In the entries below, find the lines that include "åklagare" and give their number as the whole reply.
-------
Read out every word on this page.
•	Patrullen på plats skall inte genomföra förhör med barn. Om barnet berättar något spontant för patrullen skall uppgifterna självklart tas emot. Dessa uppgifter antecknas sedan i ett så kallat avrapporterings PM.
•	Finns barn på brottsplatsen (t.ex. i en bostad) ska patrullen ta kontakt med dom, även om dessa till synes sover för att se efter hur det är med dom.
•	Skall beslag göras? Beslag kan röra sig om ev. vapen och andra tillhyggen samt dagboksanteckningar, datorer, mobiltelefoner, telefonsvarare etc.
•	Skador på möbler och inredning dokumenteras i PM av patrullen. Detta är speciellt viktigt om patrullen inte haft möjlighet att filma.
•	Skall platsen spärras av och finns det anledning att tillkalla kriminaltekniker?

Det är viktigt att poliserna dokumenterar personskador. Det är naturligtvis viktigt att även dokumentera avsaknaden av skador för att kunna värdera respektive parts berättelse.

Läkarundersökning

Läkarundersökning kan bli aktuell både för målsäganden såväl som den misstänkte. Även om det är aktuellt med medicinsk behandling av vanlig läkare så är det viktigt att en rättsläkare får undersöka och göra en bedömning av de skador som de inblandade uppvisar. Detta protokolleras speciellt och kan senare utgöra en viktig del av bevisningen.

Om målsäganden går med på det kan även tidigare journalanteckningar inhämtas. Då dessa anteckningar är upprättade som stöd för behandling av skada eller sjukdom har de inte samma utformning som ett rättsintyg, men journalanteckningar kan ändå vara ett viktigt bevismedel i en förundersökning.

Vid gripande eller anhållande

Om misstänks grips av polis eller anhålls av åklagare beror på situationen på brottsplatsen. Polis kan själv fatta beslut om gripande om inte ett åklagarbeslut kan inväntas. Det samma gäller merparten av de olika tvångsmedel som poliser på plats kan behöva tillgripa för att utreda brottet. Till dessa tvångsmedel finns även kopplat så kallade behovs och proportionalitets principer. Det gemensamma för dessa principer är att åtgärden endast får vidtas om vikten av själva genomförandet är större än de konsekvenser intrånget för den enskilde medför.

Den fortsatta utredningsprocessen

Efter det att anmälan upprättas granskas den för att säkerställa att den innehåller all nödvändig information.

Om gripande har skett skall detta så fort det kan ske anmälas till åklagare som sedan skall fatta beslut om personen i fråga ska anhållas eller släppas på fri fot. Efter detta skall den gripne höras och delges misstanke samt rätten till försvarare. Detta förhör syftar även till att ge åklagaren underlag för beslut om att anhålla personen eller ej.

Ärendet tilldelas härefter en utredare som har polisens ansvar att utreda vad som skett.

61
-------
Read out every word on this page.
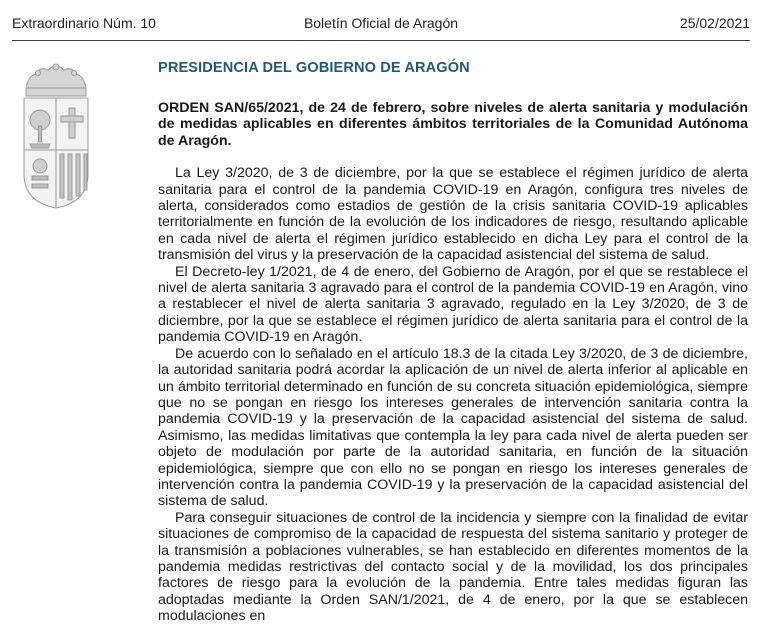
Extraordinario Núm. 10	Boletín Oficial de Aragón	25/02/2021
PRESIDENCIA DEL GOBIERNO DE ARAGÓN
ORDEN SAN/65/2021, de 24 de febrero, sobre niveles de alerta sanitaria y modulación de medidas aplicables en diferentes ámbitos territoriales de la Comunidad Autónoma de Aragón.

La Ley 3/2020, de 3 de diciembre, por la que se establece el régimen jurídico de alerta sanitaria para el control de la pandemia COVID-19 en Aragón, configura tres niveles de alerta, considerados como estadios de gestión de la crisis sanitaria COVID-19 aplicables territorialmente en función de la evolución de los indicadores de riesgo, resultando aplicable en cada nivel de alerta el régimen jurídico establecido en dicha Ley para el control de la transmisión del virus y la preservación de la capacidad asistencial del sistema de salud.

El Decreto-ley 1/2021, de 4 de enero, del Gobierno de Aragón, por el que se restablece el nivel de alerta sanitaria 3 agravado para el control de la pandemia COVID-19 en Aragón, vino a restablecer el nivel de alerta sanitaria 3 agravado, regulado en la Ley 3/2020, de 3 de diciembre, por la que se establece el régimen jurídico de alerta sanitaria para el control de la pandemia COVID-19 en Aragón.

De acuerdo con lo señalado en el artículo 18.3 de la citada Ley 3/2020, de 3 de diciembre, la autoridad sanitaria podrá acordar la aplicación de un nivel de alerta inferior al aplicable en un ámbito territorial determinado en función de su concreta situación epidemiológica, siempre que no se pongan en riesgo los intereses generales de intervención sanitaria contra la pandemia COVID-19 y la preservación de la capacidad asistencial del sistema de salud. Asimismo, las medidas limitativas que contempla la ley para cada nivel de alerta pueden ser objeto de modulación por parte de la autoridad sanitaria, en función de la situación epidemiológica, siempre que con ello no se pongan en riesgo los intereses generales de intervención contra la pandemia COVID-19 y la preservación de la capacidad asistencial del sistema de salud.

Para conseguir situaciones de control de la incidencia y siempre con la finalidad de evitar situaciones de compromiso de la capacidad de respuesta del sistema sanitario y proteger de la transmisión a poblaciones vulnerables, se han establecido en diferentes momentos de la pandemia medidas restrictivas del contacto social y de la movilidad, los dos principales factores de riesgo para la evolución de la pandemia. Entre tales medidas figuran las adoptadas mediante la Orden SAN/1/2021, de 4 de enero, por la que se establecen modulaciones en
-------
> _Exercise answer_: 2